=== WRITTEN INSTRUCTION ===
Copy all lines of the listing that include the string "Breakdown".

=== GIVEN RECORDS ===
━━━━━━━━━━

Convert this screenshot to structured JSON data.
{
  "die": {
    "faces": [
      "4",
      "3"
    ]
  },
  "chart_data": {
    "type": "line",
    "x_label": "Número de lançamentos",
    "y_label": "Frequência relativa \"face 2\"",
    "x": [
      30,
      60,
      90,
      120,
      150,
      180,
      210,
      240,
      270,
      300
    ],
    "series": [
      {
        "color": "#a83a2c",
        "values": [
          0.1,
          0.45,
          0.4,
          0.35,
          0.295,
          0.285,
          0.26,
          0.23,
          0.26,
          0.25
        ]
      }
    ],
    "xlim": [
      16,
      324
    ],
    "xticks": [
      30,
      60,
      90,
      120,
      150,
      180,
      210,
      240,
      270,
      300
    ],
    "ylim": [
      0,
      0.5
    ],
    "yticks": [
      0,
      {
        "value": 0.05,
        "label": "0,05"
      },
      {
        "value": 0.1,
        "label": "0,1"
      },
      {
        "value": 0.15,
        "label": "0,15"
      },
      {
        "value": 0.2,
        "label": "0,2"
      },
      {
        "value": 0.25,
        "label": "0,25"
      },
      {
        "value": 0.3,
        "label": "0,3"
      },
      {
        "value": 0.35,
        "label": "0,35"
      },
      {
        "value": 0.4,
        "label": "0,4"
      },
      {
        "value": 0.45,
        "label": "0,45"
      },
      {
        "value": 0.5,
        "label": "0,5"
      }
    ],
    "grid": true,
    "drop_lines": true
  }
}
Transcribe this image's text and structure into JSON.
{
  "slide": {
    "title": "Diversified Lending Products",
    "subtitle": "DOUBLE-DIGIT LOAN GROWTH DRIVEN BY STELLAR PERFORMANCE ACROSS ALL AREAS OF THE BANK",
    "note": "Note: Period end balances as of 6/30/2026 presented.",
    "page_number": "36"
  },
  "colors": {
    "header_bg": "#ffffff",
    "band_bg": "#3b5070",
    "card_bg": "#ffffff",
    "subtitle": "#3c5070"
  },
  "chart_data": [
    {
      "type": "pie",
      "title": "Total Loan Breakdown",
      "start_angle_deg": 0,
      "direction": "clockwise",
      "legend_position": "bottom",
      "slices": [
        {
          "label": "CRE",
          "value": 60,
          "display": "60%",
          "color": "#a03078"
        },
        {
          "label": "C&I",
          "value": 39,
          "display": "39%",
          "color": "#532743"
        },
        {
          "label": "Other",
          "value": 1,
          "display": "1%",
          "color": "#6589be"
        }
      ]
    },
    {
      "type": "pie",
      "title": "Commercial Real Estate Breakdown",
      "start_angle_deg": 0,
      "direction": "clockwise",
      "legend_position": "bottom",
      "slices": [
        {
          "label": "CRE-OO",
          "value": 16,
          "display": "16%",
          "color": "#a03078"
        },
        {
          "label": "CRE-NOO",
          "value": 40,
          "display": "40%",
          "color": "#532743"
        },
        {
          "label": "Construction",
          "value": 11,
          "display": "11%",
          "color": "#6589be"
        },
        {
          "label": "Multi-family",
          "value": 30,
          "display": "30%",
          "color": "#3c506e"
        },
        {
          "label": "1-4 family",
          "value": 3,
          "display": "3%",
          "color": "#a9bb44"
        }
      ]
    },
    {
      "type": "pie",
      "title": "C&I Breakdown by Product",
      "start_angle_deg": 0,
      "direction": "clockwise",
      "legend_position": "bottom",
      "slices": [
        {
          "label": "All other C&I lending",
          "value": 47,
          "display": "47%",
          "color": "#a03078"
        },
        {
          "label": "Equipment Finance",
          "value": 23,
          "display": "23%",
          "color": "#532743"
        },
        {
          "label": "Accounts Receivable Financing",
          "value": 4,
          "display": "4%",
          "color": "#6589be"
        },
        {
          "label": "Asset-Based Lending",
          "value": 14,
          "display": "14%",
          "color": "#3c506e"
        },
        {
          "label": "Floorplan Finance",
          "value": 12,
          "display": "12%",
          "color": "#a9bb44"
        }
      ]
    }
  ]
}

━━━━━━━━━━

=== TASK RESULT ===
      "title": "Total Loan Breakdown",
      "title": "Commercial Real Estate Breakdown",
      "title": "C&I Breakdown by Product",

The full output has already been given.